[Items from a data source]
○ ○ ○
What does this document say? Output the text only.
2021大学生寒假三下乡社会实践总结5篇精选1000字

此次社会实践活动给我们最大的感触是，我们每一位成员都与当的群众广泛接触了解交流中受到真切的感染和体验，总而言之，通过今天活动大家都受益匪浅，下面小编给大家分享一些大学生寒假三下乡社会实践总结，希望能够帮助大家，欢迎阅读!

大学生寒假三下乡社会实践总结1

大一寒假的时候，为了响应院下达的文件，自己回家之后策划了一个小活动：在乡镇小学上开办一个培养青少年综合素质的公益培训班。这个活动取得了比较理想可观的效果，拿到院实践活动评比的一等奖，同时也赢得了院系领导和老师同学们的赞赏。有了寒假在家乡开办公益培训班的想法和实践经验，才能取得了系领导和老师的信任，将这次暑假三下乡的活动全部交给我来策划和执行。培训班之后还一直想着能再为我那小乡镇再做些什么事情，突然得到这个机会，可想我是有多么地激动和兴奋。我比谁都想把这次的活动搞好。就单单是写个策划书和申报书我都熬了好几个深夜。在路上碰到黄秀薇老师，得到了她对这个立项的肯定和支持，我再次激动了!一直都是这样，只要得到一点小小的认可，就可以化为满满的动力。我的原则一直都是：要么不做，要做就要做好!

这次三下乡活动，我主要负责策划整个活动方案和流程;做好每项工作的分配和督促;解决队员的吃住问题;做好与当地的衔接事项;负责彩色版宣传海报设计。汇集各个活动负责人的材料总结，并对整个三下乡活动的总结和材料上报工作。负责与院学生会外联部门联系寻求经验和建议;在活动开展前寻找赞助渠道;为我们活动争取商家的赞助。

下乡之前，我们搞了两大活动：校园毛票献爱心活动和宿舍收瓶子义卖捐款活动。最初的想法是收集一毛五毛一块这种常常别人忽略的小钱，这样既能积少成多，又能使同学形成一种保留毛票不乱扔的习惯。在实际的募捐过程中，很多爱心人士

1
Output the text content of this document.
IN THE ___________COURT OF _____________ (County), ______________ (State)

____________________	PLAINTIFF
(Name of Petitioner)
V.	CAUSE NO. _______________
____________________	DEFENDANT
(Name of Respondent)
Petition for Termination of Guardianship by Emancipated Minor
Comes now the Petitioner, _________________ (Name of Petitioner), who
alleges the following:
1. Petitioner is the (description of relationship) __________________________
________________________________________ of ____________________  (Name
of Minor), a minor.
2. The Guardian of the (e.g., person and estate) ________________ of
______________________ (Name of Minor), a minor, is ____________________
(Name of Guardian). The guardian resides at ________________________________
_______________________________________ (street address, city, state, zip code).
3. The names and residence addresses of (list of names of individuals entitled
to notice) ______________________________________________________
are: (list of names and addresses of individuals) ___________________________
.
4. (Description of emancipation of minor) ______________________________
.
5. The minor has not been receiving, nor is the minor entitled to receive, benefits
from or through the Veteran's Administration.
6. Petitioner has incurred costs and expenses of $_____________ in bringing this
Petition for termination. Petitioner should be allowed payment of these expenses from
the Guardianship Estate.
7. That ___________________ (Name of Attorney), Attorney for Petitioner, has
○ ○ ○
[Your objective] In the entries above, identify every line with the string "entitled".

[Task solution]
3. The names and residence addresses of (list of names of individuals entitled
5. The minor has not been receiving, nor is the minor entitled to receive, benefits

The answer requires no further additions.